Copy the following items word for word, keeping every line unchanged.

Stored records:
++++++++

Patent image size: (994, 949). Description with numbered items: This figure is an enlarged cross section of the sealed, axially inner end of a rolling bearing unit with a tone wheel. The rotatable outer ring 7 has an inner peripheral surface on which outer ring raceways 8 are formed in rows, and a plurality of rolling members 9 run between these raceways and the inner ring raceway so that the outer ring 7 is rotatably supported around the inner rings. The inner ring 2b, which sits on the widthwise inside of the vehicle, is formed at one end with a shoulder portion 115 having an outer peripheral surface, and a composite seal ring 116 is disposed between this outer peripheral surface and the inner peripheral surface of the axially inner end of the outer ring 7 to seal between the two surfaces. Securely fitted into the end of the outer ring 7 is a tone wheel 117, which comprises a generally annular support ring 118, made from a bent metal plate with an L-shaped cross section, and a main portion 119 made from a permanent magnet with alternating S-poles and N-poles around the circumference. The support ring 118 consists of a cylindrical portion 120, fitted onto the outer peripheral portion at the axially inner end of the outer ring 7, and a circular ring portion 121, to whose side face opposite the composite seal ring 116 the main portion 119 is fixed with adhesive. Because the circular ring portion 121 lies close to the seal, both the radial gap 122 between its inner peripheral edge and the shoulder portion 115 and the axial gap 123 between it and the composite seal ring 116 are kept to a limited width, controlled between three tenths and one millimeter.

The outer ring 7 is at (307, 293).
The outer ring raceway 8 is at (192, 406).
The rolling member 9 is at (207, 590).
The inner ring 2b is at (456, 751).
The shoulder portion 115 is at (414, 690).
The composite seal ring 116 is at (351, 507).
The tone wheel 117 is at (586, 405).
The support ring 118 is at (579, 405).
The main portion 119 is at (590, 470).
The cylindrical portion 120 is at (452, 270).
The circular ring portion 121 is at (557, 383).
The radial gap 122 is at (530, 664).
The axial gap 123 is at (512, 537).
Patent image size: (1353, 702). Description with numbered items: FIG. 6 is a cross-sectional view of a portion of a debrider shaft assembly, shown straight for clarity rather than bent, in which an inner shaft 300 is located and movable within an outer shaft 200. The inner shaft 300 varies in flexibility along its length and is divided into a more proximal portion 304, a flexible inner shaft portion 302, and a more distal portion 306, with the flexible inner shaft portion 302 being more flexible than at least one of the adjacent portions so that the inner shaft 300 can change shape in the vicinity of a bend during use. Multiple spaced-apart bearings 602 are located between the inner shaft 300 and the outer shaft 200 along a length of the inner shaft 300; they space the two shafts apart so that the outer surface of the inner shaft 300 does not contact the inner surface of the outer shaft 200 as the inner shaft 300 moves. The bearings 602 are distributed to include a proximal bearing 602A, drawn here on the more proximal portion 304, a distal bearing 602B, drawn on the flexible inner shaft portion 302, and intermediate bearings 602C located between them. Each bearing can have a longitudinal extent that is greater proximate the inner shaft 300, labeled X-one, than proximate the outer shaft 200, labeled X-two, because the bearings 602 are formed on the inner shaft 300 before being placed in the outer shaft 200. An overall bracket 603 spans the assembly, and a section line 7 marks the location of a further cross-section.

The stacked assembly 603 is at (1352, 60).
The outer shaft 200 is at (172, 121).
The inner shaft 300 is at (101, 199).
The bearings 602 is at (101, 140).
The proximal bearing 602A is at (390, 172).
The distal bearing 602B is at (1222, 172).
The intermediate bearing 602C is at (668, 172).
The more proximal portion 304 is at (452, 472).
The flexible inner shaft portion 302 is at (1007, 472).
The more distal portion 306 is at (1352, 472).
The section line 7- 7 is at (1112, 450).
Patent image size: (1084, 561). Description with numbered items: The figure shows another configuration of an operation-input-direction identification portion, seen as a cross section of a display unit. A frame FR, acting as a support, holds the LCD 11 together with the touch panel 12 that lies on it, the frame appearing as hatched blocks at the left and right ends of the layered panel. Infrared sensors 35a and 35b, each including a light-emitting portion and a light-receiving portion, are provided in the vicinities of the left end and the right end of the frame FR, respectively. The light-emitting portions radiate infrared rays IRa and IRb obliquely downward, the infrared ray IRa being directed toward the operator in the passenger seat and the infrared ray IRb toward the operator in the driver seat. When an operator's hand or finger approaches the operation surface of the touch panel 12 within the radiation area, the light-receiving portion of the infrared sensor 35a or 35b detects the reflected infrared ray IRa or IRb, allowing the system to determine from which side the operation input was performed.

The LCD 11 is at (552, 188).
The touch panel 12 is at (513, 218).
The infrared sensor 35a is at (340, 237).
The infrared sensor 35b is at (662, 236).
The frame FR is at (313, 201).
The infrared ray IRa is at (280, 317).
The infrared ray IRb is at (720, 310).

++++++++

▸ Completed task
Patent image size: (994, 949). Description with numbered items: This figure is an enlarged cross section of the sealed, axially inner end of a rolling bearing unit with a tone wheel. The rotatable outer ring 7 has an inner peripheral surface on which outer ring raceways 8 are formed in rows, and a plurality of rolling members 9 run between these raceways and the inner ring raceway so that the outer ring 7 is rotatably supported around the inner rings. The inner ring 2b, which sits on the widthwise inside of the vehicle, is formed at one end with a shoulder portion 115 having an outer peripheral surface, and a composite seal ring 116 is disposed between this outer peripheral surface and the inner peripheral surface of the axially inner end of the outer ring 7 to seal between the two surfaces. Securely fitted into the end of the outer ring 7 is a tone wheel 117, which comprises a generally annular support ring 118, made from a bent metal plate with an L-shaped cross section, and a main portion 119 made from a permanent magnet with alternating S-poles and N-poles around the circumference. The support ring 118 consists of a cylindrical portion 120, fitted onto the outer peripheral portion at the axially inner end of the outer ring 7, and a circular ring portion 121, to whose side face opposite the composite seal ring 116 the main portion 119 is fixed with adhesive. Because the circular ring portion 121 lies close to the seal, both the radial gap 122 between its inner peripheral edge and the shoulder portion 115 and the axial gap 123 between it and the composite seal ring 116 are kept to a limited width, controlled between three tenths and one millimeter.

The outer ring 7 is at (307, 293).
The outer ring raceway 8 is at (192, 406).
The rolling member 9 is at (207, 590).
The inner ring 2b is at (456, 751).
The shoulder portion 115 is at (414, 690).
The composite seal ring 116 is at (351, 507).
The tone wheel 117 is at (586, 405).
The support ring 118 is at (579, 405).
The main portion 119 is at (590, 470).
The cylindrical portion 120 is at (452, 270).
The circular ring portion 121 is at (557, 383).
The radial gap 122 is at (530, 664).
The axial gap 123 is at (512, 537).
Patent image size: (1353, 702). Description with numbered items: FIG. 6 is a cross-sectional view of a portion of a debrider shaft assembly, shown straight for clarity rather than bent, in which an inner shaft 300 is located and movable within an outer shaft 200. The inner shaft 300 varies in flexibility along its length and is divided into a more proximal portion 304, a flexible inner shaft portion 302, and a more distal portion 306, with the flexible inner shaft portion 302 being more flexible than at least one of the adjacent portions so that the inner shaft 300 can change shape in the vicinity of a bend during use. Multiple spaced-apart bearings 602 are located between the inner shaft 300 and the outer shaft 200 along a length of the inner shaft 300; they space the two shafts apart so that the outer surface of the inner shaft 300 does not contact the inner surface of the outer shaft 200 as the inner shaft 300 moves. The bearings 602 are distributed to include a proximal bearing 602A, drawn here on the more proximal portion 304, a distal bearing 602B, drawn on the flexible inner shaft portion 302, and intermediate bearings 602C located between them. Each bearing can have a longitudinal extent that is greater proximate the inner shaft 300, labeled X-one, than proximate the outer shaft 200, labeled X-two, because the bearings 602 are formed on the inner shaft 300 before being placed in the outer shaft 200. An overall bracket 603 spans the assembly, and a section line 7 marks the location of a further cross-section.

The stacked assembly 603 is at (1352, 60).
The outer shaft 200 is at (172, 121).
The inner shaft 300 is at (101, 199).
The bearings 602 is at (101, 140).
The proximal bearing 602A is at (390, 172).
The distal bearing 602B is at (1222, 172).
The intermediate bearing 602C is at (668, 172).
The more proximal portion 304 is at (452, 472).
The flexible inner shaft portion 302 is at (1007, 472).
The more distal portion 306 is at (1352, 472).
The section line 7- 7 is at (1112, 450).
Patent image size: (1084, 561). Description with numbered items: The figure shows another configuration of an operation-input-direction identification portion, seen as a cross section of a display unit. A frame FR, acting as a support, holds the LCD 11 together with the touch panel 12 that lies on it, the frame appearing as hatched blocks at the left and right ends of the layered panel. Infrared sensors 35a and 35b, each including a light-emitting portion and a light-receiving portion, are provided in the vicinities of the left end and the right end of the frame FR, respectively. The light-emitting portions radiate infrared rays IRa and IRb obliquely downward, the infrared ray IRa being directed toward the operator in the passenger seat and the infrared ray IRb toward the operator in the driver seat. When an operator's hand or finger approaches the operation surface of the touch panel 12 within the radiation area, the light-receiving portion of the infrared sensor 35a or 35b detects the reflected infrared ray IRa or IRb, allowing the system to determine from which side the operation input was performed.

The LCD 11 is at (552, 188).
The touch panel 12 is at (513, 218).
The infrared sensor 35a is at (340, 237).
The infrared sensor 35b is at (662, 236).
The frame FR is at (313, 201).
The infrared ray IRa is at (280, 317).
The infrared ray IRb is at (720, 310).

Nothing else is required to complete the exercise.